“We have the knowledge that can contribute to finding solutions to the crisis of climate change. But if you aren't prepared to listen, how can we communicate this to you?” Marcos Terena, Xané leader, Brazil.
Indigenous Peoples, with their long interdependent relationship with their land and resources are not only among the first to witness the impacts wrought by a changing climate, they’re also among the most resilient, having adapted to changes over millennia.
As some of climate disruption’s earliest victims a number of IPs chose to tell their stories through the film project Conversations with the Earth, of which conservation biologist Gleb Raygorodetsky was a part of, when they were shown at the UN COP15 climate summit.
Raygorodetsky has traveled the world visiting and living in indigenous communities, and now he’s working to bring their compelling stories to a wider audience in his upcoming book, Archipelago of Hope: Encounters at the Edge of the Changing World. He is funding the first draft through the crowd-funding site Indiegogo.
“I have a long-standing respectful and totally trusting relationship with the communities I write about,” Raygorodetsky told ICTMN. “I do have their permission to share with the world what I’ve learned, but I do not pretend to speak for them, I’m just sharing what I learned.”
To really understand the meaning of unfolding changes, the world must begin paying closer attention to the experiences of those peoples for whom climate change has long been a reality of their daily lives, Raygorodetsky said. “We must learn from Indigenous Peoples. Even as they fight for their land, their rights, and their identities against corporate and governmental foes, all are exploring and implementing creative solutions to the challenges of climate change.”

▶ **Task to carry out**
Continue the article about Indigenous Peoples and climate change from its last sentence.

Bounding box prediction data

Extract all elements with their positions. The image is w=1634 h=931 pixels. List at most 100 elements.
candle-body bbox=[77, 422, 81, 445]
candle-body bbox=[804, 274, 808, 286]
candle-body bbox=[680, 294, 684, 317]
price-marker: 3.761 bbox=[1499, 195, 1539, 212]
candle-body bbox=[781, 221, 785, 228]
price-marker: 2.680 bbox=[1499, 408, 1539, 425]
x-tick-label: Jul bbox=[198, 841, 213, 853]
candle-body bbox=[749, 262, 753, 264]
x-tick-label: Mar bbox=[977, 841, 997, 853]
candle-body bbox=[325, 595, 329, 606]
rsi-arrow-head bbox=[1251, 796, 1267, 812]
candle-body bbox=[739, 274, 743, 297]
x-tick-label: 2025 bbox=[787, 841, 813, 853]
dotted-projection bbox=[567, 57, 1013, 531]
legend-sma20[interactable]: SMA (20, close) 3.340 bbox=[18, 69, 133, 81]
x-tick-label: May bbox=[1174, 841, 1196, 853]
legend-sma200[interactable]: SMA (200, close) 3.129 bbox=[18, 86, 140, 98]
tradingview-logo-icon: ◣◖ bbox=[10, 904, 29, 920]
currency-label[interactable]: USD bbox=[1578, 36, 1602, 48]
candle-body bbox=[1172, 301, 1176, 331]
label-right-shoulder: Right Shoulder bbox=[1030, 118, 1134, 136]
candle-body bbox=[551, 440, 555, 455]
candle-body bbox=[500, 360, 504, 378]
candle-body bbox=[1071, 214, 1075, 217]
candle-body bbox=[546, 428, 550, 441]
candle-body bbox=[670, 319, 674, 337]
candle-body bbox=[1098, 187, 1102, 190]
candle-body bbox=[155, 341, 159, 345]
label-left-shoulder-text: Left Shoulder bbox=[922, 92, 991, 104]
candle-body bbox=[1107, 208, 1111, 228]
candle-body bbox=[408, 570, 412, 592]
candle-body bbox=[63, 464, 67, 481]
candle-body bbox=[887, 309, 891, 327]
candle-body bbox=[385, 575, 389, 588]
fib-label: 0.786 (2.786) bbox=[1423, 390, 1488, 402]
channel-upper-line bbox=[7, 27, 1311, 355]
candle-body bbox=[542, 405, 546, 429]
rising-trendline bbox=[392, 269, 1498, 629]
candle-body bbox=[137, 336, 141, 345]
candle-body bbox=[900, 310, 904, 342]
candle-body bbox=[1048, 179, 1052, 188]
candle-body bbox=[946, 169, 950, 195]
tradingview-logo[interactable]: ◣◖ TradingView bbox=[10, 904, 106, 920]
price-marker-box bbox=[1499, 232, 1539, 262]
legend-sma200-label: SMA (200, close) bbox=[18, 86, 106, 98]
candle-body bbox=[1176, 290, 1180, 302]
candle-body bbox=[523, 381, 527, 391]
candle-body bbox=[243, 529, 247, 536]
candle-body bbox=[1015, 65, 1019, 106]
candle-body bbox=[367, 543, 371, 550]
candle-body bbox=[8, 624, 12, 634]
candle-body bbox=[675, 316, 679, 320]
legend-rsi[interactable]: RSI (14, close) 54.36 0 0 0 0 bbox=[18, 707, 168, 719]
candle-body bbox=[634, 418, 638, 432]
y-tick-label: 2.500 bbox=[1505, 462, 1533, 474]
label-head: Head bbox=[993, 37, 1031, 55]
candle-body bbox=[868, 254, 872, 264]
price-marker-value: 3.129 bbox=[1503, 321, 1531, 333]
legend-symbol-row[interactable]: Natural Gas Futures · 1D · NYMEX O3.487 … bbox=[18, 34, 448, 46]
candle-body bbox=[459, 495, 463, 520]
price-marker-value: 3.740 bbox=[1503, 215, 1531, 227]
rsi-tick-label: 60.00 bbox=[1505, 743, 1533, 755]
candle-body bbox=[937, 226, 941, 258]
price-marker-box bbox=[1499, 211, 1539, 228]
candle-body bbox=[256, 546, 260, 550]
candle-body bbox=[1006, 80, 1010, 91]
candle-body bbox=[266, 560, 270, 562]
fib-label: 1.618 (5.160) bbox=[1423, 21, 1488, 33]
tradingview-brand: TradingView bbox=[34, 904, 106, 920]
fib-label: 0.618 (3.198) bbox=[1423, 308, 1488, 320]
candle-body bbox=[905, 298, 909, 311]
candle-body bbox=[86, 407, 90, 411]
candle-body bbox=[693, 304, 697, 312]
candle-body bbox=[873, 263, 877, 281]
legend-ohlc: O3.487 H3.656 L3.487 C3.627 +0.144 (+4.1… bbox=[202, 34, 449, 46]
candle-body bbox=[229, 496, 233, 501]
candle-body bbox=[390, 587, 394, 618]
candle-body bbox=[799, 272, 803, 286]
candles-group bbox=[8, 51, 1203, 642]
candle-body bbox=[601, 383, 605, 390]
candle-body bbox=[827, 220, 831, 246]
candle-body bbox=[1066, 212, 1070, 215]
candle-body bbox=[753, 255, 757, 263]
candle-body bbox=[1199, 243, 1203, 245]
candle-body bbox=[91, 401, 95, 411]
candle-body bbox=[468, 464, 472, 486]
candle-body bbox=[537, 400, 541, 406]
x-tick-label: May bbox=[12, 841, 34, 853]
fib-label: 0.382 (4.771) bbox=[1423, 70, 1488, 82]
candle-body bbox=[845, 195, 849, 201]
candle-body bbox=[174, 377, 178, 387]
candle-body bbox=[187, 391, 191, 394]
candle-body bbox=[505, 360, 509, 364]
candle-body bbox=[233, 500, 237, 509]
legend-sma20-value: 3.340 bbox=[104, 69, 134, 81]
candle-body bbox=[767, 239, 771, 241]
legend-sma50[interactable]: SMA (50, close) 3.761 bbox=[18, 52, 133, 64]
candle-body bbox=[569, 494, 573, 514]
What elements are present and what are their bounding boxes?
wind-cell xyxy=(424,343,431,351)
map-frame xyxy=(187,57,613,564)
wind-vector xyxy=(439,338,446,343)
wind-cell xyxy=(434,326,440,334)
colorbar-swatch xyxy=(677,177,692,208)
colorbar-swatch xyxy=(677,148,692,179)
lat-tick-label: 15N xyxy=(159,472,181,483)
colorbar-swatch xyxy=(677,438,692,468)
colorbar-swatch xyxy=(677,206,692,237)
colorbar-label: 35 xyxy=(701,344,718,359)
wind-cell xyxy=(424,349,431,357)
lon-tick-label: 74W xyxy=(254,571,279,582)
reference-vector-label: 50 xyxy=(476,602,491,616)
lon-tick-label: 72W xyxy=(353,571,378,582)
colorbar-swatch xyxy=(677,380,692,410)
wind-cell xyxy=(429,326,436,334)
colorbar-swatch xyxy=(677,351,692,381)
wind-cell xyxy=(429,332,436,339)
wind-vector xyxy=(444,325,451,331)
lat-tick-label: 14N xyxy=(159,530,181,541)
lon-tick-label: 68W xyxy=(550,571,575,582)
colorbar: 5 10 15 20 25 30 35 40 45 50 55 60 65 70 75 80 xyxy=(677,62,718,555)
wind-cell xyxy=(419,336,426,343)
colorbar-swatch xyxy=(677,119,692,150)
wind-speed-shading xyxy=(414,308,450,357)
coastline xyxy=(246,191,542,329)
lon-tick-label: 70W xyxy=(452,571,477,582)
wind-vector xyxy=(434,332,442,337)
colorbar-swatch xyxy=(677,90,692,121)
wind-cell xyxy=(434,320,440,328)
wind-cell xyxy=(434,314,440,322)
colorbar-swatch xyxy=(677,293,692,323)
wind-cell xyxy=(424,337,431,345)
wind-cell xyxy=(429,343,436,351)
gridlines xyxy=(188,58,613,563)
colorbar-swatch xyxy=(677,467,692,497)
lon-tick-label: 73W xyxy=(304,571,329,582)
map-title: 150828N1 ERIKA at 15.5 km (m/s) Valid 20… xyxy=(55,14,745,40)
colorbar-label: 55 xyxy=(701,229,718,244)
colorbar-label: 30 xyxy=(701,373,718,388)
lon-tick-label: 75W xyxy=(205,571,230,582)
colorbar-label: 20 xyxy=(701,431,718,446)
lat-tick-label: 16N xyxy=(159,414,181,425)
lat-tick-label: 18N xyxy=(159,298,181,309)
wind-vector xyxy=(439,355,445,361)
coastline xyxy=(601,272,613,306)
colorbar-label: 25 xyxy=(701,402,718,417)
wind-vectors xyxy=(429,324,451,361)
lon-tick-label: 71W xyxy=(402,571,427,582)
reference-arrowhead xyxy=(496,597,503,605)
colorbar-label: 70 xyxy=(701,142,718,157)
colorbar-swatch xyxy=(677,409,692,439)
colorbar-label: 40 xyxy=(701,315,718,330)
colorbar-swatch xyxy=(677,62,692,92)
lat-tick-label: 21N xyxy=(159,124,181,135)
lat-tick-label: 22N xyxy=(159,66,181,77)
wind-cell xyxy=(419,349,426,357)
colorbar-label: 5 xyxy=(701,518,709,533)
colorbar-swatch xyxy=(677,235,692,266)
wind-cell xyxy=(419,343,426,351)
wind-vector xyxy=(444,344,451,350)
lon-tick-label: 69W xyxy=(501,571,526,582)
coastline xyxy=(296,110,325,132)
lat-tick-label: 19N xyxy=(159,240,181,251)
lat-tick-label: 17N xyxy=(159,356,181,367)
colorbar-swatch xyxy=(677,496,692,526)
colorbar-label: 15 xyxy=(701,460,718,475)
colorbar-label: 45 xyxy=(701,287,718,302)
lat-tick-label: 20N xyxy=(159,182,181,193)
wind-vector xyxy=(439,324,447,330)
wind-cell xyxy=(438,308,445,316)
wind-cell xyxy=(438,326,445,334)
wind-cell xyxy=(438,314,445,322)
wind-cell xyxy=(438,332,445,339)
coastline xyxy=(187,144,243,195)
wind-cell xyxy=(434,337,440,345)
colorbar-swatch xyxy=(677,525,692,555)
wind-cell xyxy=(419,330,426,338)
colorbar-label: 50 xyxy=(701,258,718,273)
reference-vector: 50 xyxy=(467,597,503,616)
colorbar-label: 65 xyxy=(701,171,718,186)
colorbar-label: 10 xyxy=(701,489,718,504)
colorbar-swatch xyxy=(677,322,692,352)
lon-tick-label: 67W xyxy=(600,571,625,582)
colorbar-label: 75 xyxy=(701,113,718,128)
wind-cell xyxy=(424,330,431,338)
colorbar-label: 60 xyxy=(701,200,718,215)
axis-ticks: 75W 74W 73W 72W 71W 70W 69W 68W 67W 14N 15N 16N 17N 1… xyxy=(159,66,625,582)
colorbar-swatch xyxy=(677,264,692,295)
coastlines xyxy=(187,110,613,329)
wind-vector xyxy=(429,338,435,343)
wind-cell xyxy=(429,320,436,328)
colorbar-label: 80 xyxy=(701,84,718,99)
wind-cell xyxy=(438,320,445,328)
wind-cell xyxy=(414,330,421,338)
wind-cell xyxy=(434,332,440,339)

▶ **Answer to this exercise**
It is important to look at such environmental changes as climate change through the prism of Indigenous People’s knowledge, because they view the world as a holistic/multidimensional whole, where the Earth, Air, Mountains, Seas (and all their creatures) are living conscious beings imbued with spirit, he said.
“Our conventional approaches, on the other hand, are all two-dimensional, surgical (we must cut things up into little pieces before we can say we know how it works), ‘flat,’” he says. “And this is precisely why they all fail, because they are mechanical, totally missing the true nature of life and living, and adapting. Having this perspective is as we develop “solutions” to climate change is critical, so that we do not end up creating more problems.”
The book avoids can’t, rant, and politics, instead leading the reader to a deeper understanding of what is happening with climate change on the ground at the community level, and hopefully inspiring other efforts to develop climate change adaptation in communities around the world.
Archipelago Of Hope makes the case that local communities—islands of biological and cultural diversity in the ever-surging sea of development and urbanization—represent an Archipelago Of Hope, for here lies humankind’s best chance to remember how to take care of the Earth, leaving it healthy for the future generations.